=== WHAT TO DO ===
Reproduce the listing below without any change, from its first line through the line containing "comment-actions: 604 REPLY", with both of those lines included.

=== INPUT ROWS ===
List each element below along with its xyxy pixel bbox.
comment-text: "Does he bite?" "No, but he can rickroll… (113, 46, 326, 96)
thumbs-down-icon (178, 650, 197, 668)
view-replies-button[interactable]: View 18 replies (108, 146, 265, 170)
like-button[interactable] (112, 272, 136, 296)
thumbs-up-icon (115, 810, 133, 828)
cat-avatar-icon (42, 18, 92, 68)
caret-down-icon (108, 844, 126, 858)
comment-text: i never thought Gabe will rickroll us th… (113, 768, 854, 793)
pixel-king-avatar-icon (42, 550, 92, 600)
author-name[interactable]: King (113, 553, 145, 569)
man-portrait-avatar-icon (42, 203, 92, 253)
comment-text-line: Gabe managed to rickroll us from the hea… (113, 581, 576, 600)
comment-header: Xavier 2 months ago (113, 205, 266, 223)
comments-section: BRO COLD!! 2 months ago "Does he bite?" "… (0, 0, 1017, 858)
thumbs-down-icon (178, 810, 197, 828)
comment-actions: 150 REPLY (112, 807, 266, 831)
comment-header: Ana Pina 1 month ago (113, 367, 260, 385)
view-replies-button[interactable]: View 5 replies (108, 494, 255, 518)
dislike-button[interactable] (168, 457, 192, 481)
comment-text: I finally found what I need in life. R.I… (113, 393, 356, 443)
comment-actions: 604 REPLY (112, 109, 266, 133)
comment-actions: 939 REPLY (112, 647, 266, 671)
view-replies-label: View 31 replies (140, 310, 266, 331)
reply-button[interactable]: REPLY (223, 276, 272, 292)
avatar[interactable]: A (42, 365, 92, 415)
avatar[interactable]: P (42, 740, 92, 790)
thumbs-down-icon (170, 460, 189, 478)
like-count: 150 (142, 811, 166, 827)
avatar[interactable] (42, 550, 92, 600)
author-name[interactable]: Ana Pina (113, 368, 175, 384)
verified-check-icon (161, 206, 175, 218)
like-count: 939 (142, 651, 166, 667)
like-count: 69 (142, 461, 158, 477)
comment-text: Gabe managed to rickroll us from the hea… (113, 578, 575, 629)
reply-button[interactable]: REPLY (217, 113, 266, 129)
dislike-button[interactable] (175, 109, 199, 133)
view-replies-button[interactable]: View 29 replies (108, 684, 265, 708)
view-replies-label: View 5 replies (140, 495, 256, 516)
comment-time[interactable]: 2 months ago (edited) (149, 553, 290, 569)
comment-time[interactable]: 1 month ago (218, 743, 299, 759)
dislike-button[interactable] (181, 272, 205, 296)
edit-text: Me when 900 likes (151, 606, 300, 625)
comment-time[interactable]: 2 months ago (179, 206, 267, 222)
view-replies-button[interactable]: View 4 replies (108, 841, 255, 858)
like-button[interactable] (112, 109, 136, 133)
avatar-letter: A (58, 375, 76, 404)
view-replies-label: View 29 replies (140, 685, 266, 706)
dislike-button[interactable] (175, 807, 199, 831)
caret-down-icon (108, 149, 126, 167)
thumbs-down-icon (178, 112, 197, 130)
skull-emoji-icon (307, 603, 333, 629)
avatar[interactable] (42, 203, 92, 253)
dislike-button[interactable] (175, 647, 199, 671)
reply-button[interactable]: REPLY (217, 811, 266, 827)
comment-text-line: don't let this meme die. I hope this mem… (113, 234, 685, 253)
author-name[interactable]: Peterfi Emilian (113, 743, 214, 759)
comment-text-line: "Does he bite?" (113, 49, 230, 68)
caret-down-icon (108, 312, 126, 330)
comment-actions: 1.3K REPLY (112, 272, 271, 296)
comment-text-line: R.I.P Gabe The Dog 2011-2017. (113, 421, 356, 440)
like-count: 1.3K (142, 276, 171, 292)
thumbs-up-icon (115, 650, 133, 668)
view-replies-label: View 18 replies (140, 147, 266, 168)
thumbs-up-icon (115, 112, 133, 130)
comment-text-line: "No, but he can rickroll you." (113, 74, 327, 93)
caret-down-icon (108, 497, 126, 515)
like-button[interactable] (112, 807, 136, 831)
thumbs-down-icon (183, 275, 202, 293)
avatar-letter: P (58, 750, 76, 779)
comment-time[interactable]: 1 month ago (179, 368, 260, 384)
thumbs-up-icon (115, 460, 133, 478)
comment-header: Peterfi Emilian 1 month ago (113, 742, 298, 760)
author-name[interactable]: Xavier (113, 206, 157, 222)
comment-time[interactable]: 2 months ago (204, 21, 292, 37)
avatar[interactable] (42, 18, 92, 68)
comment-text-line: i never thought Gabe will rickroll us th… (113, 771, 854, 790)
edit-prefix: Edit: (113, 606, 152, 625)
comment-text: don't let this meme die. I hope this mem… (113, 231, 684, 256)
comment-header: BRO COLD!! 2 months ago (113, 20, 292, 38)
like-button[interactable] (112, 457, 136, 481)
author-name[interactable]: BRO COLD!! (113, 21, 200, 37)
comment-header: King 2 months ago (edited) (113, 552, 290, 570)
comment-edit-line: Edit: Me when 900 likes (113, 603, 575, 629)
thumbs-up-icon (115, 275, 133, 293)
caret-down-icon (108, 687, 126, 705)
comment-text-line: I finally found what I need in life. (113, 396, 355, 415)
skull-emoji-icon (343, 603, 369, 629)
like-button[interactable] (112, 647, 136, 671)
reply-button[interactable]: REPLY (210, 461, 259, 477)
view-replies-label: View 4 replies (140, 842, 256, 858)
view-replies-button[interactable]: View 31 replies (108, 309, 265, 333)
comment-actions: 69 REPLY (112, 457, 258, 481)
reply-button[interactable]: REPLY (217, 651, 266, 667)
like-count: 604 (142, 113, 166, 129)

=== RESPONSE ===
List each element below along with its xyxy pixel bbox.
comment-text: "Does he bite?" "No, but he can rickroll… (113, 46, 326, 96)
thumbs-down-icon (178, 650, 197, 668)
view-replies-button[interactable]: View 18 replies (108, 146, 265, 170)
like-button[interactable] (112, 272, 136, 296)
thumbs-up-icon (115, 810, 133, 828)
cat-avatar-icon (42, 18, 92, 68)
caret-down-icon (108, 844, 126, 858)
comment-text: i never thought Gabe will rickroll us th… (113, 768, 854, 793)
pixel-king-avatar-icon (42, 550, 92, 600)
author-name[interactable]: King (113, 553, 145, 569)
man-portrait-avatar-icon (42, 203, 92, 253)
comment-text-line: Gabe managed to rickroll us from the hea… (113, 581, 576, 600)
comment-header: Xavier 2 months ago (113, 205, 266, 223)
comments-section: BRO COLD!! 2 months ago "Does he bite?" "… (0, 0, 1017, 858)
thumbs-down-icon (178, 810, 197, 828)
comment-actions: 150 REPLY (112, 807, 266, 831)
comment-header: Ana Pina 1 month ago (113, 367, 260, 385)
view-replies-button[interactable]: View 5 replies (108, 494, 255, 518)
dislike-button[interactable] (168, 457, 192, 481)
comment-text: I finally found what I need in life. R.I… (113, 393, 356, 443)
comment-actions: 604 REPLY (112, 109, 266, 133)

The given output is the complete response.